» What the exercise asks:
Write out the whole listing exactly as it stands.

-- Start of Provided entries --

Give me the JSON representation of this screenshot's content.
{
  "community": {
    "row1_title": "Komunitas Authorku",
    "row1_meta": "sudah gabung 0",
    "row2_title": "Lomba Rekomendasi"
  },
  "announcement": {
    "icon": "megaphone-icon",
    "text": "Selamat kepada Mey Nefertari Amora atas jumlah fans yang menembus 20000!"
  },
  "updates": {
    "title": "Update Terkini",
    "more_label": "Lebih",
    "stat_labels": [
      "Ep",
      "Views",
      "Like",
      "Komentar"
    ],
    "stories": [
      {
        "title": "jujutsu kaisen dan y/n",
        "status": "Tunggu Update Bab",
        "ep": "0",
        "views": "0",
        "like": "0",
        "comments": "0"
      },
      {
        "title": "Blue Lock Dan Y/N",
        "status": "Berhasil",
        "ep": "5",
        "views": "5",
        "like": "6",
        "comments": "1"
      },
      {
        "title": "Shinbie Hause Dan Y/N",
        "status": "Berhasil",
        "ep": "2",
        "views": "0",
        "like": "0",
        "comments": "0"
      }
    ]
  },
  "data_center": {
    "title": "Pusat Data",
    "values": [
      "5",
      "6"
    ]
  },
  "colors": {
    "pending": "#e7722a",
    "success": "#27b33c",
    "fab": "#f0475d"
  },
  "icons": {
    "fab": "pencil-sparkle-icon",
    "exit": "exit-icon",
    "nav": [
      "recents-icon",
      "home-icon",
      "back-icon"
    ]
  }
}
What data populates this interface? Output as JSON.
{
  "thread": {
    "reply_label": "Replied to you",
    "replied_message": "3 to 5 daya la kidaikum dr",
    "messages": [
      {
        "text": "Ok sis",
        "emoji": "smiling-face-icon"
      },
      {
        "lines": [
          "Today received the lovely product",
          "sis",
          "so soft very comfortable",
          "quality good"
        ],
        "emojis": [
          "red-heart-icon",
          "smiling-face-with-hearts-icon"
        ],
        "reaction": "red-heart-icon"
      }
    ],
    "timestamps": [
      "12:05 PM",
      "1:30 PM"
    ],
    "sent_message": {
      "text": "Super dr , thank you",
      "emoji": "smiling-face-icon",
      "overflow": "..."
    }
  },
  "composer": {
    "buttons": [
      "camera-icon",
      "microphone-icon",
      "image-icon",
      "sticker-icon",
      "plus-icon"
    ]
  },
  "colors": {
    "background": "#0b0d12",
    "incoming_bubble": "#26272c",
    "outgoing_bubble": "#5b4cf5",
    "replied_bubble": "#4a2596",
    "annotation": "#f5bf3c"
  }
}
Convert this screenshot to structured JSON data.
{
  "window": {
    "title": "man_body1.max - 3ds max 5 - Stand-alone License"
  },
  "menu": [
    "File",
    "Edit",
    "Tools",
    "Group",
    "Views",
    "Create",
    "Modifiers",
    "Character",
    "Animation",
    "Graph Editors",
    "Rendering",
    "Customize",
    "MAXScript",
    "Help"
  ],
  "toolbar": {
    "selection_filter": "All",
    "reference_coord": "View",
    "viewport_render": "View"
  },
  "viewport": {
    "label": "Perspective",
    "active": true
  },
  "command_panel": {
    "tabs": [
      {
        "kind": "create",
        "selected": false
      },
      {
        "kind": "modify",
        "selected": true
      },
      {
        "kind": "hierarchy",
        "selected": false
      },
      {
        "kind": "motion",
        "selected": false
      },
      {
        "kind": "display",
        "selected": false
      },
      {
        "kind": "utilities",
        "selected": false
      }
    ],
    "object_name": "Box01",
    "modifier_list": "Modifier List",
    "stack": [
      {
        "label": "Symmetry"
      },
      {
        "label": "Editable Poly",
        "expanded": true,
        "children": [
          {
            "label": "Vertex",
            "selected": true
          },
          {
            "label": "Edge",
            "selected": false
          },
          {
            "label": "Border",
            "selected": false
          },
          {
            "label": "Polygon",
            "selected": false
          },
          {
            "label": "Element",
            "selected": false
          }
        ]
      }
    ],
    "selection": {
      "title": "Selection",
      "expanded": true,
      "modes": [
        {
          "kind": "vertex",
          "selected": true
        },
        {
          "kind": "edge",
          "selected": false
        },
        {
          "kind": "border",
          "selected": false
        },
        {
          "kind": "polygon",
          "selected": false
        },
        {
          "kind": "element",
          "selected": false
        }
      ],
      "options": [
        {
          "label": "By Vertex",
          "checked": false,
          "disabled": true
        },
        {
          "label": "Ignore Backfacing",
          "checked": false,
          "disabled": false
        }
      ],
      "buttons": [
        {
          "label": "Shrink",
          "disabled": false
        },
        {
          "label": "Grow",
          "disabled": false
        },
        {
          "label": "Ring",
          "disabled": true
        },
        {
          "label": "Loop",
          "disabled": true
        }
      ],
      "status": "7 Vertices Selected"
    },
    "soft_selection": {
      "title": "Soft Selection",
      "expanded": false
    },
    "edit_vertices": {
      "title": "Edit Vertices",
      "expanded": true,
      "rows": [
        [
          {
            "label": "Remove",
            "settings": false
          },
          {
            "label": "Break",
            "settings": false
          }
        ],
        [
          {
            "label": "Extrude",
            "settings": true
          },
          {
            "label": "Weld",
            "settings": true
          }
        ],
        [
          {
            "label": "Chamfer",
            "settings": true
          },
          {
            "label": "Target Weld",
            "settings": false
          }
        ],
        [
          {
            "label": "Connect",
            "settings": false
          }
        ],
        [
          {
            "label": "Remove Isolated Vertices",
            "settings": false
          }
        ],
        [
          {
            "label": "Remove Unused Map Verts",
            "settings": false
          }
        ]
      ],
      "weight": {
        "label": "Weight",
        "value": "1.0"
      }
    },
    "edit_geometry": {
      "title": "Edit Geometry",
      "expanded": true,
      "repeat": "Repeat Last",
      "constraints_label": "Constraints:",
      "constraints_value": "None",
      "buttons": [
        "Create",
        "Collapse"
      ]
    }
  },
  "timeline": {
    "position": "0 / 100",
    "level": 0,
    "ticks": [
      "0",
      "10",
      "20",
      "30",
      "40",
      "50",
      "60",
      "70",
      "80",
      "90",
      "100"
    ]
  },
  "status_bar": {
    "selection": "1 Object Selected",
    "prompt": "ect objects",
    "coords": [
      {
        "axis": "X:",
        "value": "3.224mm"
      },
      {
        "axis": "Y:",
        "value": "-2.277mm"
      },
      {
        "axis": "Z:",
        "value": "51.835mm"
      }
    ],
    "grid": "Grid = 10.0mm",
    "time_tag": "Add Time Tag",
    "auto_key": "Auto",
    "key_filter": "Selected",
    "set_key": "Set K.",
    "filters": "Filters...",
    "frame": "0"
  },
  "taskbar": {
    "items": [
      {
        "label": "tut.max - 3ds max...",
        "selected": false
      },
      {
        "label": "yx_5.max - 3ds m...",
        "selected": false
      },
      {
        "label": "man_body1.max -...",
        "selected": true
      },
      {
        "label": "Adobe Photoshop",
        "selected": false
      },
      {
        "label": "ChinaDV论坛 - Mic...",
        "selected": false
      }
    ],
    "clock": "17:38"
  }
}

-- End of Provided entries --

» Result for this task:
Give me the JSON representation of this screenshot's content.
{
  "community": {
    "row1_title": "Komunitas Authorku",
    "row1_meta": "sudah gabung 0",
    "row2_title": "Lomba Rekomendasi"
  },
  "announcement": {
    "icon": "megaphone-icon",
    "text": "Selamat kepada Mey Nefertari Amora atas jumlah fans yang menembus 20000!"
  },
  "updates": {
    "title": "Update Terkini",
    "more_label": "Lebih",
    "stat_labels": [
      "Ep",
      "Views",
      "Like",
      "Komentar"
    ],
    "stories": [
      {
        "title": "jujutsu kaisen dan y/n",
        "status": "Tunggu Update Bab",
        "ep": "0",
        "views": "0",
        "like": "0",
        "comments": "0"
      },
      {
        "title": "Blue Lock Dan Y/N",
        "status": "Berhasil",
        "ep": "5",
        "views": "5",
        "like": "6",
        "comments": "1"
      },
      {
        "title": "Shinbie Hause Dan Y/N",
        "status": "Berhasil",
        "ep": "2",
        "views": "0",
        "like": "0",
        "comments": "0"
      }
    ]
  },
  "data_center": {
    "title": "Pusat Data",
    "values": [
      "5",
      "6"
    ]
  },
  "colors": {
    "pending": "#e7722a",
    "success": "#27b33c",
    "fab": "#f0475d"
  },
  "icons": {
    "fab": "pencil-sparkle-icon",
    "exit": "exit-icon",
    "nav": [
      "recents-icon",
      "home-icon",
      "back-icon"
    ]
  }
}
What data populates this interface? Output as JSON.
{
  "thread": {
    "reply_label": "Replied to you",
    "replied_message": "3 to 5 daya la kidaikum dr",
    "messages": [
      {
        "text": "Ok sis",
        "emoji": "smiling-face-icon"
      },
      {
        "lines": [
          "Today received the lovely product",
          "sis",
          "so soft very comfortable",
          "quality good"
        ],
        "emojis": [
          "red-heart-icon",
          "smiling-face-with-hearts-icon"
        ],
        "reaction": "red-heart-icon"
      }
    ],
    "timestamps": [
      "12:05 PM",
      "1:30 PM"
    ],
    "sent_message": {
      "text": "Super dr , thank you",
      "emoji": "smiling-face-icon",
      "overflow": "..."
    }
  },
  "composer": {
    "buttons": [
      "camera-icon",
      "microphone-icon",
      "image-icon",
      "sticker-icon",
      "plus-icon"
    ]
  },
  "colors": {
    "background": "#0b0d12",
    "incoming_bubble": "#26272c",
    "outgoing_bubble": "#5b4cf5",
    "replied_bubble": "#4a2596",
    "annotation": "#f5bf3c"
  }
}
Convert this screenshot to structured JSON data.
{
  "window": {
    "title": "man_body1.max - 3ds max 5 - Stand-alone License"
  },
  "menu": [
    "File",
    "Edit",
    "Tools",
    "Group",
    "Views",
    "Create",
    "Modifiers",
    "Character",
    "Animation",
    "Graph Editors",
    "Rendering",
    "Customize",
    "MAXScript",
    "Help"
  ],
  "toolbar": {
    "selection_filter": "All",
    "reference_coord": "View",
    "viewport_render": "View"
  },
  "viewport": {
    "label": "Perspective",
    "active": true
  },
  "command_panel": {
    "tabs": [
      {
        "kind": "create",
        "selected": false
      },
      {
        "kind": "modify",
        "selected": true
      },
      {
        "kind": "hierarchy",
        "selected": false
      },
      {
        "kind": "motion",
        "selected": false
      },
      {
        "kind": "display",
        "selected": false
      },
      {
        "kind": "utilities",
        "selected": false
      }
    ],
    "object_name": "Box01",
    "modifier_list": "Modifier List",
    "stack": [
      {
        "label": "Symmetry"
      },
      {
        "label": "Editable Poly",
        "expanded": true,
        "children": [
          {
            "label": "Vertex",
            "selected": true
          },
          {
            "label": "Edge",
            "selected": false
          },
          {
            "label": "Border",
            "selected": false
          },
          {
            "label": "Polygon",
            "selected": false
          },
          {
            "label": "Element",
            "selected": false
          }
        ]
      }
    ],
    "selection": {
      "title": "Selection",
      "expanded": true,
      "modes": [
        {
          "kind": "vertex",
          "selected": true
        },
        {
          "kind": "edge",
          "selected": false
        },
        {
          "kind": "border",
          "selected": false
        },
        {
          "kind": "polygon",
          "selected": false
        },
        {
          "kind": "element",
          "selected": false
        }
      ],
      "options": [
        {
          "label": "By Vertex",
          "checked": false,
          "disabled": true
        },
        {
          "label": "Ignore Backfacing",
          "checked": false,
          "disabled": false
        }
      ],
      "buttons": [
        {
          "label": "Shrink",
          "disabled": false
        },
        {
          "label": "Grow",
          "disabled": false
        },
        {
          "label": "Ring",
          "disabled": true
        },
        {
          "label": "Loop",
          "disabled": true
        }
      ],
      "status": "7 Vertices Selected"
    },
    "soft_selection": {
      "title": "Soft Selection",
      "expanded": false
    },
    "edit_vertices": {
      "title": "Edit Vertices",
      "expanded": true,
      "rows": [
        [
          {
            "label": "Remove",
            "settings": false
          },
          {
            "label": "Break",
            "settings": false
          }
        ],
        [
          {
            "label": "Extrude",
            "settings": true
          },
          {
            "label": "Weld",
            "settings": true
          }
        ],
        [
          {
            "label": "Chamfer",
            "settings": true
          },
          {
            "label": "Target Weld",
            "settings": false
          }
        ],
        [
          {
            "label": "Connect",
            "settings": false
          }
        ],
        [
          {
            "label": "Remove Isolated Vertices",
            "settings": false
          }
        ],
        [
          {
            "label": "Remove Unused Map Verts",
            "settings": false
          }
        ]
      ],
      "weight": {
        "label": "Weight",
        "value": "1.0"
      }
    },
    "edit_geometry": {
      "title": "Edit Geometry",
      "expanded": true,
      "repeat": "Repeat Last",
      "constraints_label": "Constraints:",
      "constraints_value": "None",
      "buttons": [
        "Create",
        "Collapse"
      ]
    }
  },
  "timeline": {
    "position": "0 / 100",
    "level": 0,
    "ticks": [
      "0",
      "10",
      "20",
      "30",
      "40",
      "50",
      "60",
      "70",
      "80",
      "90",
      "100"
    ]
  },
  "status_bar": {
    "selection": "1 Object Selected",
    "prompt": "ect objects",
    "coords": [
      {
        "axis": "X:",
        "value": "3.224mm"
      },
      {
        "axis": "Y:",
        "value": "-2.277mm"
      },
      {
        "axis": "Z:",
        "value": "51.835mm"
      }
    ],
    "grid": "Grid = 10.0mm",
    "time_tag": "Add Time Tag",
    "auto_key": "Auto",
    "key_filter": "Selected",
    "set_key": "Set K.",
    "filters": "Filters...",
    "frame": "0"
  },
  "taskbar": {
    "items": [
      {
        "label": "tut.max - 3ds max...",
        "selected": false
      },
      {
        "label": "yx_5.max - 3ds m...",
        "selected": false
      },
      {
        "label": "man_body1.max -...",
        "selected": true
      },
      {
        "label": "Adobe Photoshop",
        "selected": false
      },
      {
        "label": "ChinaDV论坛 - Mic...",
        "selected": false
      }
    ],
    "clock": "17:38"
  }
}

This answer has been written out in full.